__Deine Aufgabe__.
Greif den Bericht über die Tina-Turner-Tributshow in Frankfurt nach seinem letzten Satz auf und schreib ihn weiter.
======== Vorliegender Text
Jubel Tina-Turner-Tributshow als fast perfekte Illusion

Frankfurt/Main (dpa) — So ziemlich alles passt an dieser Tina Turner. Die mehrfach ‎wechselnde Frisur, die Outfits, die Bewegungen, die Schritte, das Lachen und Reden ‎und vor allem das Singen.

Jubel: Tina-Turner-Tributshow als fast perfekte Illusion
Foto: dpa

Es ist aber natürlich nicht Tina Turner selbst, die bei der ‎Uraufführung von „Simply the Best“ in Frankfurt auf der Bühne steht, singt und ‎tanzt und 1700 Menschen unterschiedlicher Generationen mitreißt. Der Jubel in der Alten Oper gilt am Ende einer zweieinhalbstündigen Show der ‎Sängerin Dorothea „Coco“ Fletcher und ihren musikalischen Mitstreitern. Sie ‎haben nicht nur eine musikalische Zeitreise durch fünf Jahrzehnte präsentiert.
================
======== Bereitgestellte Angaben
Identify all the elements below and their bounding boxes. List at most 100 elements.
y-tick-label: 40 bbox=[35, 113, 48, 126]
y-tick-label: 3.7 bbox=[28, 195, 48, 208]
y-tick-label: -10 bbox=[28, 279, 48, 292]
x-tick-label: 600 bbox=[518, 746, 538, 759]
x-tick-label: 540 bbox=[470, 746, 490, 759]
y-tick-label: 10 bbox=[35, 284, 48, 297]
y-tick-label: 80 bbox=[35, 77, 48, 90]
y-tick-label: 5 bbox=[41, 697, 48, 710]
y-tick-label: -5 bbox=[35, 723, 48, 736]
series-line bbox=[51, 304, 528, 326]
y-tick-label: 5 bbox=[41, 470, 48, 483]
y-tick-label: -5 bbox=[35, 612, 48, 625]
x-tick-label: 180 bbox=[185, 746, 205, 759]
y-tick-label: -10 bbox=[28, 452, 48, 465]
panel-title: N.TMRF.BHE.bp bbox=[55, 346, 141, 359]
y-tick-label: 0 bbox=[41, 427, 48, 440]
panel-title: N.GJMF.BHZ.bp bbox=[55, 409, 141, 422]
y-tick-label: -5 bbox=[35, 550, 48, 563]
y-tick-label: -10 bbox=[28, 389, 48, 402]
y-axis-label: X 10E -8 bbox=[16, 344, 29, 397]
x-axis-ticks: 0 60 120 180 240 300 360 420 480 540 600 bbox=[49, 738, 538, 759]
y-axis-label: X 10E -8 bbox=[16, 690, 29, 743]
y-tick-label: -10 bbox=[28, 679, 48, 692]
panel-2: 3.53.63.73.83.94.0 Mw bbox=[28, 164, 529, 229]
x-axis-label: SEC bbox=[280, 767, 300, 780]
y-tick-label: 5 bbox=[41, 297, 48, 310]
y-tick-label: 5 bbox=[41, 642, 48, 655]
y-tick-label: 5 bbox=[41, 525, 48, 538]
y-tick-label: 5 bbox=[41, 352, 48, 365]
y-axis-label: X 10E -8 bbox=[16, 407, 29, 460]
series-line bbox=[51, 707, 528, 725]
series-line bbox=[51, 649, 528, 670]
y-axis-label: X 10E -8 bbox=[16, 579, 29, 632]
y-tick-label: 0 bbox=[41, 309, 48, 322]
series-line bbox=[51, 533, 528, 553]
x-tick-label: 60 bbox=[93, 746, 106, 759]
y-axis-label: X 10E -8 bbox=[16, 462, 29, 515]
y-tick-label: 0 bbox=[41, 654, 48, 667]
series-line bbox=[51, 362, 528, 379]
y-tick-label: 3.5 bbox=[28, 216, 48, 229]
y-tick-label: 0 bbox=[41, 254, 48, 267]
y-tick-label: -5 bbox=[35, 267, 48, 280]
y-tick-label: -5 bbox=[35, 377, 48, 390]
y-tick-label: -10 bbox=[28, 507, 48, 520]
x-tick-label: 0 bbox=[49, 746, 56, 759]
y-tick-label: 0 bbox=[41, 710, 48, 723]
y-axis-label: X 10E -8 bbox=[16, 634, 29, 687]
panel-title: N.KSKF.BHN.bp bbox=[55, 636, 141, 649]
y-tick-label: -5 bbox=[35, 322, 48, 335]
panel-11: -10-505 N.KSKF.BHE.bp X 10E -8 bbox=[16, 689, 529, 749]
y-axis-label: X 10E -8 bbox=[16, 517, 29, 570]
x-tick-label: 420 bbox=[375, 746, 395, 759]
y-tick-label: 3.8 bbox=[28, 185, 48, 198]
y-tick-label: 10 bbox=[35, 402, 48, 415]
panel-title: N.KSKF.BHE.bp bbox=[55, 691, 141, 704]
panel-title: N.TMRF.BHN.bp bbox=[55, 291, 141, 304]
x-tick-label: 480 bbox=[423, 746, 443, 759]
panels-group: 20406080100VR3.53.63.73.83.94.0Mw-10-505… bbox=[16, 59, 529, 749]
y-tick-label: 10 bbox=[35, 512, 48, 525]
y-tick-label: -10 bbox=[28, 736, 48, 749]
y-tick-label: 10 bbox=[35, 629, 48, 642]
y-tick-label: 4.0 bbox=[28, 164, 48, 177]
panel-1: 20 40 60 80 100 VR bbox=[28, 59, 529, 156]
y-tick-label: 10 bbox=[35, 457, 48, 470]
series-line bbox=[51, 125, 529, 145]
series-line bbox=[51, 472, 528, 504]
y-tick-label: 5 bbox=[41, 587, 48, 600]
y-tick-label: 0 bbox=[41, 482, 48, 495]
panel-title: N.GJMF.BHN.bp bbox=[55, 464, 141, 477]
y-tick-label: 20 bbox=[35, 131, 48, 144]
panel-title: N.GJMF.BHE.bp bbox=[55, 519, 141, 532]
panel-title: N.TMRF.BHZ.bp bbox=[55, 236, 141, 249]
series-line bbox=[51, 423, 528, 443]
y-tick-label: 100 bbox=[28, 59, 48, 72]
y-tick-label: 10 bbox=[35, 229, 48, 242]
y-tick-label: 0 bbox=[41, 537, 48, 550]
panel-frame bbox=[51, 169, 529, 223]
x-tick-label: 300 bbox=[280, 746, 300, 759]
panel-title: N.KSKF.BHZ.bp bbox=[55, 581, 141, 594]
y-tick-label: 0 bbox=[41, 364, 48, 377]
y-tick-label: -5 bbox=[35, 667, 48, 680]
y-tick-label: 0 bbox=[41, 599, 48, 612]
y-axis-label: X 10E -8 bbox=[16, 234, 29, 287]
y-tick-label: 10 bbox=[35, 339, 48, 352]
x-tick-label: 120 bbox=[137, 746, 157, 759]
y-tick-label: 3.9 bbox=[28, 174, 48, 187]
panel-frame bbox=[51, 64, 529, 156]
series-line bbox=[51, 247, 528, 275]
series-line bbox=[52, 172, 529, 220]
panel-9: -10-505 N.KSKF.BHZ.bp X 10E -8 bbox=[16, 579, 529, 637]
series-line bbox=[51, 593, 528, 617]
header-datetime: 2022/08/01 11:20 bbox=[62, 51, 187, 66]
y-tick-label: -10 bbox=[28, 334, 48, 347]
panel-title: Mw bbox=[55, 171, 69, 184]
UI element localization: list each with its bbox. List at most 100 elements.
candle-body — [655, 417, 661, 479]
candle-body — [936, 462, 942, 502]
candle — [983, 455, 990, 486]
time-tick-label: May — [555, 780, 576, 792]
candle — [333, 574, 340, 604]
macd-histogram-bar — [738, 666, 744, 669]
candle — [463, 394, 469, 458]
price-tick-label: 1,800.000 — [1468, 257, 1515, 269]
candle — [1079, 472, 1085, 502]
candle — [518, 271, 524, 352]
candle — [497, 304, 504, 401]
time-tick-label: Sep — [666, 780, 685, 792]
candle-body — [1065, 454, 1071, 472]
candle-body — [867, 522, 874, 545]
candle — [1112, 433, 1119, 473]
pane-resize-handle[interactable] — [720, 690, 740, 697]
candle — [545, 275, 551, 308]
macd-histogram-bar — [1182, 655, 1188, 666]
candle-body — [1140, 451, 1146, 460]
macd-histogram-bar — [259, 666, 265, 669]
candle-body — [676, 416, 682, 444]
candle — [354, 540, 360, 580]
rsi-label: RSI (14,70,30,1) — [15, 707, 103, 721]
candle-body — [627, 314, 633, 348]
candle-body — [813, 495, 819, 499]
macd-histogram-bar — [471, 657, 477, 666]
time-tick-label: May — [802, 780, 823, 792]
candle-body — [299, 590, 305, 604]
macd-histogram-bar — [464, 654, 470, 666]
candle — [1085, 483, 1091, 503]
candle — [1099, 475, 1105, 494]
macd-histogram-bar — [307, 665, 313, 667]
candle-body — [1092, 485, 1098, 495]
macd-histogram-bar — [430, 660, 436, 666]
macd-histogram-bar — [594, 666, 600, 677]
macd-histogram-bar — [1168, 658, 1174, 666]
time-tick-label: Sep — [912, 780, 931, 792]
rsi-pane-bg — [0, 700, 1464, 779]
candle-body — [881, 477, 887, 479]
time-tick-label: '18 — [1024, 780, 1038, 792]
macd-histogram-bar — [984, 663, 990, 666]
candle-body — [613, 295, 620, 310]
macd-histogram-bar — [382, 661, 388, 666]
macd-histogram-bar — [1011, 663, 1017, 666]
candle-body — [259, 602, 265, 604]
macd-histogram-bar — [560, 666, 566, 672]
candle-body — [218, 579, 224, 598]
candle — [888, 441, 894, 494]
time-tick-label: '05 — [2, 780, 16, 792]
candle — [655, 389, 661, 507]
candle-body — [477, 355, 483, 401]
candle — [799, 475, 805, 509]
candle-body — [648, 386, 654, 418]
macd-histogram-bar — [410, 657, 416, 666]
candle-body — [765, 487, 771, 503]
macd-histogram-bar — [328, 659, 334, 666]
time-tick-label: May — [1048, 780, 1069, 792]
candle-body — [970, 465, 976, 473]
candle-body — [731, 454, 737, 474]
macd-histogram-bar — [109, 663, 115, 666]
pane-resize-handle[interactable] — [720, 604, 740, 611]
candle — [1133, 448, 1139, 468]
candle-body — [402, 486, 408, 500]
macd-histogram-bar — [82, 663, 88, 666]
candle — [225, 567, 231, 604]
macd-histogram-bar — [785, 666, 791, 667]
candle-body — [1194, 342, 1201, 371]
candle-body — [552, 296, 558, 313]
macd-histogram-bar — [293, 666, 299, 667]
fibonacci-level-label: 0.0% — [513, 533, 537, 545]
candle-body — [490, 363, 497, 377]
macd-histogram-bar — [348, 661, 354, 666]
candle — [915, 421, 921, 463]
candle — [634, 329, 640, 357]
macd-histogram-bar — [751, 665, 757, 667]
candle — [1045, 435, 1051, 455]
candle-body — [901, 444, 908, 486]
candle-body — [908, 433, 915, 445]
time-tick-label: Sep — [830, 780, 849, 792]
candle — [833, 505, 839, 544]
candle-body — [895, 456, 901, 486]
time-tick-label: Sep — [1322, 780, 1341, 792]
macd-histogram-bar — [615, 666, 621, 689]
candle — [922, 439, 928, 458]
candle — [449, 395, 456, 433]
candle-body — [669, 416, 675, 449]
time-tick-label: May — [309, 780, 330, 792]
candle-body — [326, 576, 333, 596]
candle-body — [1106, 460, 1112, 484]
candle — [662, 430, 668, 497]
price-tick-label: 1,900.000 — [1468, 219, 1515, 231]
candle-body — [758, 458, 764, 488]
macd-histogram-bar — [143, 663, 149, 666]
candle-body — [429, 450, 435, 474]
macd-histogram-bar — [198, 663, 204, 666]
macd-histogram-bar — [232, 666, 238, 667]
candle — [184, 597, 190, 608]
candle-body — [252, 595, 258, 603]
================
__Deine Antwort__.
Die ‎Show des Erfolgsproduzenten Bernhard Kurz vermittelt auch, skizzenhaft und ‎trotzdem überzeugend, Einblicke in den wechselvollen Lebens- und Karriereweg der ‎‎1939 in Tennessee geborenen Künstlerin. Nach ersten Erfolgen und ‎komplettem Absturz schaffte sie den Weg zurück ins Showgeschäft und schließlich ‎mit über 180 Millionen verkauften Tonträgern und Rekordtourneen zu einer der ‎weltweit erfolgreichsten Sängerinnen.‎

Am Tiefpunkt ihrer Karriere und ihres Lebens, nach der Trennung von ihrem ‎drogenabhängigen und gewalttätigen Mann Ike Turner im Jahr 1976, besaß Tina ‎Turner gerade noch 36 Cent, erfahren die Besucher der Show. 2014 wurde das ‎Vermögen der Sängerin und Schauspielerin, die seit langem in der Schweiz lebt und ‎‎2013 auch die Staatsbürgerschaft ihrer Wahlheimat erhielt, auf 225 Millionen ‎Schweizer Franken geschätzt.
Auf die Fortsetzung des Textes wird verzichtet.